[EXERCISE PROMPT] Note each line of the listing that contains the string "photovoltaic", and copy it.

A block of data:
>>>

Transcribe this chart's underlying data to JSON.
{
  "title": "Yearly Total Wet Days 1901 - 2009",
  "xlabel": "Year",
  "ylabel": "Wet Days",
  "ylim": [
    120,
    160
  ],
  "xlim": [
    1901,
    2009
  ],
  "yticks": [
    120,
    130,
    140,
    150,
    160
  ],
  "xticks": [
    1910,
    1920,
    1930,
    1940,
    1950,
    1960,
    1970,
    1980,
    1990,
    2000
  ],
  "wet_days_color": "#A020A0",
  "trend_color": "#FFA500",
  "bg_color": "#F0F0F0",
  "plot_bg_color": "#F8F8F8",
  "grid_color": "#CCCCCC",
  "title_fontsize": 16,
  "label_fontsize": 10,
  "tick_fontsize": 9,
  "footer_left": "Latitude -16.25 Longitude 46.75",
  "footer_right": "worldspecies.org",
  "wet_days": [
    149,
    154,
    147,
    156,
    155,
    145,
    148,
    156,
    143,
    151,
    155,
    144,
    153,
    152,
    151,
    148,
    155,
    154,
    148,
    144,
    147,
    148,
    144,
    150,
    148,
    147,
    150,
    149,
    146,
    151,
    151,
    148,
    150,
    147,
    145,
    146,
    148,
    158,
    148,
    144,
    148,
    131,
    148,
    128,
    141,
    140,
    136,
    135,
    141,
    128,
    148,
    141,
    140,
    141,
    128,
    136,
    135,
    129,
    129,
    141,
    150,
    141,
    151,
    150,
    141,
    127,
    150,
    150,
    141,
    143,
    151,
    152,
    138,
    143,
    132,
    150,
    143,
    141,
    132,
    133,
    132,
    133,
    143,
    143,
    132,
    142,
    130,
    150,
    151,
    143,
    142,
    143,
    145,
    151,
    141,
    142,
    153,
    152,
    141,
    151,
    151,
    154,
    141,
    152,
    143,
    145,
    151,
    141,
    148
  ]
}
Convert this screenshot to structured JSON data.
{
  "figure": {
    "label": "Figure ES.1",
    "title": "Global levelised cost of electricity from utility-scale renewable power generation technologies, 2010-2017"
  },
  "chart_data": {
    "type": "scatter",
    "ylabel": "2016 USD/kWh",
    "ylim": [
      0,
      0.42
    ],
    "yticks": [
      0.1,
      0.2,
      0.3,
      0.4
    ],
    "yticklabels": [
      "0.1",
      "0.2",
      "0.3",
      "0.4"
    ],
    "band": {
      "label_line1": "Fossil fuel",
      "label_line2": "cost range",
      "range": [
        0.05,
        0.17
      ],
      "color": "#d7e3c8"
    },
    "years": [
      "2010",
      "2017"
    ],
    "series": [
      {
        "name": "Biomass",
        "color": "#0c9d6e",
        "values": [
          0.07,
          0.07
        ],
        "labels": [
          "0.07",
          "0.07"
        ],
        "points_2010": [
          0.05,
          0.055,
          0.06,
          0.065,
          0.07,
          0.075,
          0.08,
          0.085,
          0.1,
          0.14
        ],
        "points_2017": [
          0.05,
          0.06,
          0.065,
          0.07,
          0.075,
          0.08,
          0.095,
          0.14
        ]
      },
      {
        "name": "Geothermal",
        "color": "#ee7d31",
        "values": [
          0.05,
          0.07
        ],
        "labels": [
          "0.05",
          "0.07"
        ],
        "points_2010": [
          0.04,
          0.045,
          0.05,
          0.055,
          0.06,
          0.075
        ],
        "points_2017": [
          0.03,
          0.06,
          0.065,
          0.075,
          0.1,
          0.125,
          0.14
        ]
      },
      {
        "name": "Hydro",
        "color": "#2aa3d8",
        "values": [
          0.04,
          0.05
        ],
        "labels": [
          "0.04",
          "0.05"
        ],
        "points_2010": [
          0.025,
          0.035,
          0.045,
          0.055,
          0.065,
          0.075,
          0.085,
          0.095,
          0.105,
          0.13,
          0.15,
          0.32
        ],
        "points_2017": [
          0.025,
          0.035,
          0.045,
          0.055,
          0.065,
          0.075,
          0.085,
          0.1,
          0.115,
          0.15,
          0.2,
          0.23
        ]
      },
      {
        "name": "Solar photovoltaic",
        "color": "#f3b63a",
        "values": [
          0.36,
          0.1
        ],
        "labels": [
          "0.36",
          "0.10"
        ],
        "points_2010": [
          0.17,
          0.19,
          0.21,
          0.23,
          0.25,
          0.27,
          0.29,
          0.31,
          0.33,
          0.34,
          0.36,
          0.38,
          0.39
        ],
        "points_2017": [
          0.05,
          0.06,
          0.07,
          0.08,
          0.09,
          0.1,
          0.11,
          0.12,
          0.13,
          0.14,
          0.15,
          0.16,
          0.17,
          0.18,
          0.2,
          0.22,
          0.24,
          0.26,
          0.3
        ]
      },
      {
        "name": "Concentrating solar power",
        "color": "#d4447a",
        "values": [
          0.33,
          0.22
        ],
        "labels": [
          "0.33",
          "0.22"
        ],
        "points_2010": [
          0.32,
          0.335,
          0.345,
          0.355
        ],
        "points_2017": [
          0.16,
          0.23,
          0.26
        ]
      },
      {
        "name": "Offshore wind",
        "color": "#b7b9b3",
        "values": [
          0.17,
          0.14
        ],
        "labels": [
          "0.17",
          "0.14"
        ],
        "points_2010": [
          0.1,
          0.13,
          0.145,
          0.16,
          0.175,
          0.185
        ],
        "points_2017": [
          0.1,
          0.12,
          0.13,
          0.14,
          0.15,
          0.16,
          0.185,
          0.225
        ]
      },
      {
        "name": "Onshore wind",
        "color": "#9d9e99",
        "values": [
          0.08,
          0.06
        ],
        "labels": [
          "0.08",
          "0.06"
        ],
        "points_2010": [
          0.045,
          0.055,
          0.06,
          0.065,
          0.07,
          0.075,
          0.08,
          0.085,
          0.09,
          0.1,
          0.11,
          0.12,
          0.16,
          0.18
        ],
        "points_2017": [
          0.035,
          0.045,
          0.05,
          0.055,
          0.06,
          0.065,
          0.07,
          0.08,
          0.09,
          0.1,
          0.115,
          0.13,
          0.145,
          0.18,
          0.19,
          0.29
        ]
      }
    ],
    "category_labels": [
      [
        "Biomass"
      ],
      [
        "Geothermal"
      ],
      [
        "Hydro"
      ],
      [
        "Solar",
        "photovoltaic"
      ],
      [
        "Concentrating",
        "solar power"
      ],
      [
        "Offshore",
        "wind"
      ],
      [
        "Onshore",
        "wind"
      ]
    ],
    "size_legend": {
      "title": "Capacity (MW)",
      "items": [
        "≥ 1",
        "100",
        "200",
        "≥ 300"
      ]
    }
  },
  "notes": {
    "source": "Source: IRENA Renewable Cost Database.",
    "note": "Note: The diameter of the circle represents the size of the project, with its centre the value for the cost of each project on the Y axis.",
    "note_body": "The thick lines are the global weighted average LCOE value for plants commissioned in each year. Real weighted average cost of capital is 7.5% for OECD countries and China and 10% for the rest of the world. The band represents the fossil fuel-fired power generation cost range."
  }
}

<<<

[COMPLETED TASK]
        "name": "Solar photovoltaic",
        "photovoltaic"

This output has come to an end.